* _GOAL_
Update the lines from the one containing "localize each UI" through the one containing "- man-made-disasters-value: USD" by replacing "bar-natural-catastrophes" with "bar-nat-cat" and leaving all other text unchanged. Omit the picture from your output.

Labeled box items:
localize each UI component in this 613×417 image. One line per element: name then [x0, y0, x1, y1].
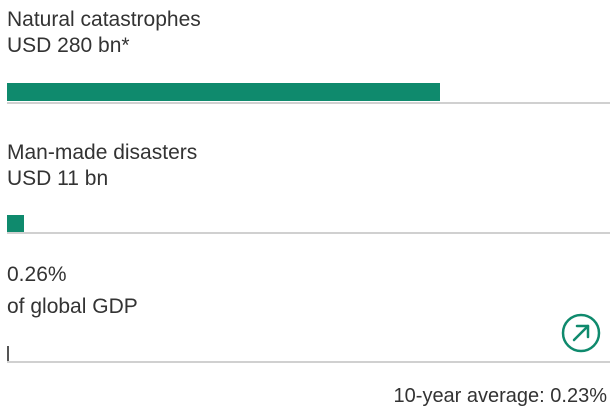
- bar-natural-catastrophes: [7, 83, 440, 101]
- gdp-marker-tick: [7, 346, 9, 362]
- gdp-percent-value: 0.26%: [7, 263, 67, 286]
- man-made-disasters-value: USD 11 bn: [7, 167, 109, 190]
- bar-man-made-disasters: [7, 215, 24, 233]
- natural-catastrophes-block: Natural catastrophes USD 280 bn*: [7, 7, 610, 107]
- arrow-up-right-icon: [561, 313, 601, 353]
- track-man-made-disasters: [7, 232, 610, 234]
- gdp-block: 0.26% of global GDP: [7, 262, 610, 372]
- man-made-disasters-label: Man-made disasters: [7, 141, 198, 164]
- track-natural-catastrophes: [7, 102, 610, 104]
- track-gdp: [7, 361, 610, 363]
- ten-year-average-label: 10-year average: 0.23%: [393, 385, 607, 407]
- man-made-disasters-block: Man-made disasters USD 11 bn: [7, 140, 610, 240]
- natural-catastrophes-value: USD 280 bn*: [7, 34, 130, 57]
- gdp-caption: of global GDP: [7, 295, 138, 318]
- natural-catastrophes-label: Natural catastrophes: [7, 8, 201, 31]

==

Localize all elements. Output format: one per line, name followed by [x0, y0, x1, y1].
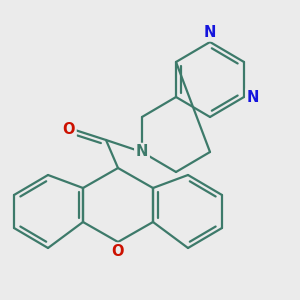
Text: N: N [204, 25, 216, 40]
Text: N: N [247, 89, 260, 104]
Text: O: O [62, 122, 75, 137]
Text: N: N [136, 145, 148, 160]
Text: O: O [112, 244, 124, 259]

...

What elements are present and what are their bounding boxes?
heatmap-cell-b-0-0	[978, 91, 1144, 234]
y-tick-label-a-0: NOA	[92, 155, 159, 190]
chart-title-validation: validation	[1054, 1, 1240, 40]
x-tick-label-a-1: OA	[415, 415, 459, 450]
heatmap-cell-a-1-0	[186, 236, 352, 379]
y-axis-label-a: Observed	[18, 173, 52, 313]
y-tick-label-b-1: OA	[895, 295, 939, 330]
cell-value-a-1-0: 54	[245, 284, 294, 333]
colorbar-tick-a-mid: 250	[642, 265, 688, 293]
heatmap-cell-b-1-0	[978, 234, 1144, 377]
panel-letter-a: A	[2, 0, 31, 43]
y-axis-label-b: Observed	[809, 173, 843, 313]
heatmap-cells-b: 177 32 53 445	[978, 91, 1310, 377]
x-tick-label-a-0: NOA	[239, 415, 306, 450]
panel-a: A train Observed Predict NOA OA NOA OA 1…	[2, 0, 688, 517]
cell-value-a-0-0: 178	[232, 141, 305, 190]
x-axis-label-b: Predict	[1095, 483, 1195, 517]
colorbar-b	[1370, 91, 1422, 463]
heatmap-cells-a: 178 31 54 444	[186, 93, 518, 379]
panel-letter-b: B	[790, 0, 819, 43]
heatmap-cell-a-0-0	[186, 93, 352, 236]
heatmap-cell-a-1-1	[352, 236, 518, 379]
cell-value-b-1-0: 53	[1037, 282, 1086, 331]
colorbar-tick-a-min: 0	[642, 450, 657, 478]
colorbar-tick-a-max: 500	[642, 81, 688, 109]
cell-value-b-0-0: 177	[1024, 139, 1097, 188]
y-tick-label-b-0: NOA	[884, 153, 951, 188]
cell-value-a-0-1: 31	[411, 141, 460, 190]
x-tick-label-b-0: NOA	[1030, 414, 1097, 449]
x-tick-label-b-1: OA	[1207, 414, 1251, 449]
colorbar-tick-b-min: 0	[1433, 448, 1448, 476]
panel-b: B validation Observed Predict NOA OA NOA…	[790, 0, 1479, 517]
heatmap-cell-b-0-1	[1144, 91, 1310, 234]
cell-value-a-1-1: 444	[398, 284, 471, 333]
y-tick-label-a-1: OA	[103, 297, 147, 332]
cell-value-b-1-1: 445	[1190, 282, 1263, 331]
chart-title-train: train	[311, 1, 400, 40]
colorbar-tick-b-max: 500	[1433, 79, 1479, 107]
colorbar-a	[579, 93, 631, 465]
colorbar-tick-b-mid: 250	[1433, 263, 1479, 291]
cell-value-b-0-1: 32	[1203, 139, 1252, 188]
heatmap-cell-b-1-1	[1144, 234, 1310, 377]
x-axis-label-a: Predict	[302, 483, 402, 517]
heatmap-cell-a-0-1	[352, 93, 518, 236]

* _TASK ANSWER_
localize each UI component in this 613×417 image. One line per element: name then [x0, y0, x1, y1].
- bar-nat-cat: [7, 83, 440, 101]
- gdp-marker-tick: [7, 346, 9, 362]
- gdp-percent-value: 0.26%: [7, 263, 67, 286]
- man-made-disasters-value: USD 11 bn: [7, 167, 109, 190]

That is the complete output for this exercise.